In the listing below, locate the lines that hold "this" and copy them.

☆ ☆ ☆

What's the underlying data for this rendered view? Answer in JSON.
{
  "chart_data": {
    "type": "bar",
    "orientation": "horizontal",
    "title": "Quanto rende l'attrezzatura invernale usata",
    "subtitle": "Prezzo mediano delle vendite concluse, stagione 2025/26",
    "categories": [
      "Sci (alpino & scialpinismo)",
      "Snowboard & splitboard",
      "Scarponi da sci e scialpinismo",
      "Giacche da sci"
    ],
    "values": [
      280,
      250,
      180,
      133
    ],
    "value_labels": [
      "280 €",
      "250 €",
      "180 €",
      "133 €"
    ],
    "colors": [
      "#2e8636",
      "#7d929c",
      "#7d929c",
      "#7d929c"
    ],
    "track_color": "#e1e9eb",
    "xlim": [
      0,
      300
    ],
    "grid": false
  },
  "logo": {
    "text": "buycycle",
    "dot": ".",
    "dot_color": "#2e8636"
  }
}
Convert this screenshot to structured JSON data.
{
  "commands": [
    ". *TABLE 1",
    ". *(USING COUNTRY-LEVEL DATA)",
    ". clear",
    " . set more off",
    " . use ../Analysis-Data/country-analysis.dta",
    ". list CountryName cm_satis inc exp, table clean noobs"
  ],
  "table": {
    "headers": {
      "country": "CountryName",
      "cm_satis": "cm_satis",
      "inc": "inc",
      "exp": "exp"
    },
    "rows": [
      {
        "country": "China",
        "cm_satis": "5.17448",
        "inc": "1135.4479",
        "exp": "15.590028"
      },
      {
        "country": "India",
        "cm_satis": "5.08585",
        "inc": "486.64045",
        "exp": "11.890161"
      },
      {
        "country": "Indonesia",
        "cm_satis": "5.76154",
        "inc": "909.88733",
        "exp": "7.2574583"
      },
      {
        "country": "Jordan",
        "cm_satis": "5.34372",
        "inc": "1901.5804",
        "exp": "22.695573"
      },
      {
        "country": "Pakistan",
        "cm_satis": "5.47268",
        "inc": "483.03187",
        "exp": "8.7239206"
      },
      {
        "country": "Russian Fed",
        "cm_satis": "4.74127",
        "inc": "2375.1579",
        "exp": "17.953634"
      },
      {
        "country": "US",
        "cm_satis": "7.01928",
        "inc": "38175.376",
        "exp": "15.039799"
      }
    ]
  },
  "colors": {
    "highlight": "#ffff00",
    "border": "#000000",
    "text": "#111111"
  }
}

☆ ☆ ☆

**SOLVED EXERCISE**
What's the underlying data for this rendered view? Answer in JSON.
Convert this screenshot to structured JSON data.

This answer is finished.